### Prompt
Report all lines from the entries below in which "Seleccione" appears.

### Dataset excerpts

-- BEGIN --

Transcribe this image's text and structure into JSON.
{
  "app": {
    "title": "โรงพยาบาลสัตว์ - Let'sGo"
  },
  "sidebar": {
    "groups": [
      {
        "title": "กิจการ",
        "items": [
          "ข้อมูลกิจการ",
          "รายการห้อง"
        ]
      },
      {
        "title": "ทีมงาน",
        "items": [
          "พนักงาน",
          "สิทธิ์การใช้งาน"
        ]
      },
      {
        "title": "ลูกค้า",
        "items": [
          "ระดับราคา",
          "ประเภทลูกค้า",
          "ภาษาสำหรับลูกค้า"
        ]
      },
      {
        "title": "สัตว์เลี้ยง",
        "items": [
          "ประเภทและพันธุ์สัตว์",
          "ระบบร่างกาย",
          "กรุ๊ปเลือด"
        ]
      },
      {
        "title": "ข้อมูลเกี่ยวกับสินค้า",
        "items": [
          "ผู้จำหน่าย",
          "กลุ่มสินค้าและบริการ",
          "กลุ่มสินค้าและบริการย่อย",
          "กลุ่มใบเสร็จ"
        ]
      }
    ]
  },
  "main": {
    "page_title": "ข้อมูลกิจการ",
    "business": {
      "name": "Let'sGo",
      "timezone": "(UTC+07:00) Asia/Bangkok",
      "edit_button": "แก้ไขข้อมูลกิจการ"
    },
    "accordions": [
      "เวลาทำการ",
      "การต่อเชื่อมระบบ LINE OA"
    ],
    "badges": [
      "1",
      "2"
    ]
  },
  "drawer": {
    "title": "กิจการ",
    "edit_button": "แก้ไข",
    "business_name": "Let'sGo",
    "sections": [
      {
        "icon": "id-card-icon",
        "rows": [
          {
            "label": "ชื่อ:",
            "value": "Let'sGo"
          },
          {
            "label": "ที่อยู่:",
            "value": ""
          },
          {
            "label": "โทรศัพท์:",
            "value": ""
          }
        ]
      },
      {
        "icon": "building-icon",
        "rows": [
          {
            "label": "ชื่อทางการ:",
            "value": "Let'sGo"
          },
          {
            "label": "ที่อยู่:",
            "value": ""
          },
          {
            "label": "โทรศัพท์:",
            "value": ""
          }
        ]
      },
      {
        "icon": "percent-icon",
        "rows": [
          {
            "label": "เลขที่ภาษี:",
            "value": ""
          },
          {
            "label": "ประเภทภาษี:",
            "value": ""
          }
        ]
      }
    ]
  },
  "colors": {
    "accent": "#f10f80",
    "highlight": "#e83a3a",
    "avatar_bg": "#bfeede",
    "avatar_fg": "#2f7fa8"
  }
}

-- END --
-- BEGIN --

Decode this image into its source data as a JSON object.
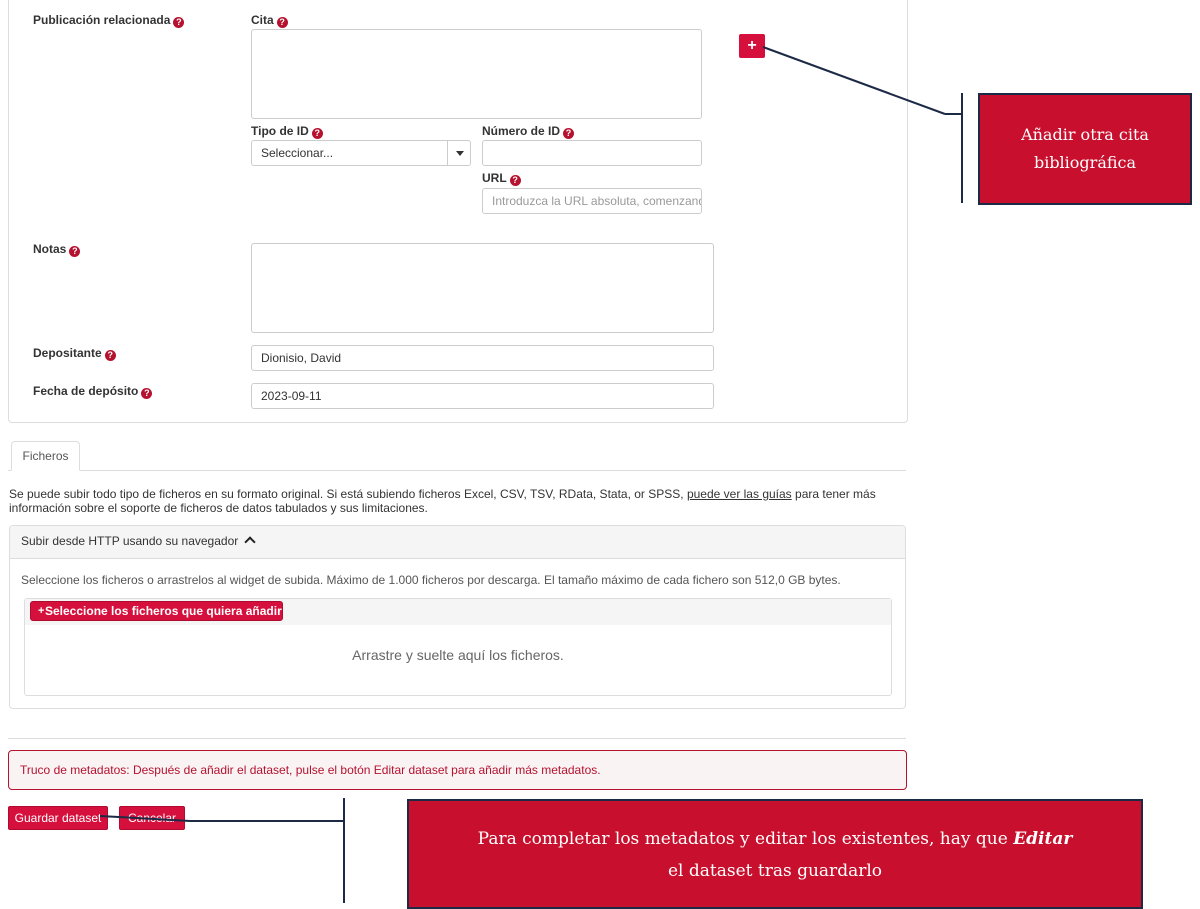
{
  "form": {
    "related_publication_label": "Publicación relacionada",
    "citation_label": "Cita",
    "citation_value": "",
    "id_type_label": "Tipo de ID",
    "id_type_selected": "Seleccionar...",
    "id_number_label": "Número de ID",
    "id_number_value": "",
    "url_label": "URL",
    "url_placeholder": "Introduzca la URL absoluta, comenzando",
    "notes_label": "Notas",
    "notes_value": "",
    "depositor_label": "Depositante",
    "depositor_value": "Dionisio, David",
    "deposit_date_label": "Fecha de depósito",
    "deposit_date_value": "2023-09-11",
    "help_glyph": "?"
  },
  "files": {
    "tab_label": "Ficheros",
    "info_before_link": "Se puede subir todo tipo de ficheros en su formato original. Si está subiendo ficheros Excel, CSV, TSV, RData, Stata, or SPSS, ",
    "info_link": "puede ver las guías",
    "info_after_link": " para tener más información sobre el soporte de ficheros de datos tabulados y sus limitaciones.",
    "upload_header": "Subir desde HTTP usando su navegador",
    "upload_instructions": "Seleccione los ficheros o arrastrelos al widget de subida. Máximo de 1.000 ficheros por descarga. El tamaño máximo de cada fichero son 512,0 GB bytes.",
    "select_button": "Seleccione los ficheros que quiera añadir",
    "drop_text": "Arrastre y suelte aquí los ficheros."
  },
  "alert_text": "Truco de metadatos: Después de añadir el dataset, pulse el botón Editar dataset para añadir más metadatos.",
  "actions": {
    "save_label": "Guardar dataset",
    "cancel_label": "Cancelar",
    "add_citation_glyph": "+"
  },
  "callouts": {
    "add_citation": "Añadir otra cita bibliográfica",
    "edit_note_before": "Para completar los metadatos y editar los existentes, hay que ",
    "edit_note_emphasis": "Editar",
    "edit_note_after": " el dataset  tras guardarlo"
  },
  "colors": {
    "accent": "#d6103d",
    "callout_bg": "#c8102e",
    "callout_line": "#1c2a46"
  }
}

-- END --

### Expected answer
    "upload_instructions": "Seleccione los ficheros o arrastrelos al widget de subida. Máximo de 1.000 ficheros por descarga. El tamaño máximo de cada fichero son 512,0 GB bytes.",
    "select_button": "Seleccione los ficheros que quiera añadir",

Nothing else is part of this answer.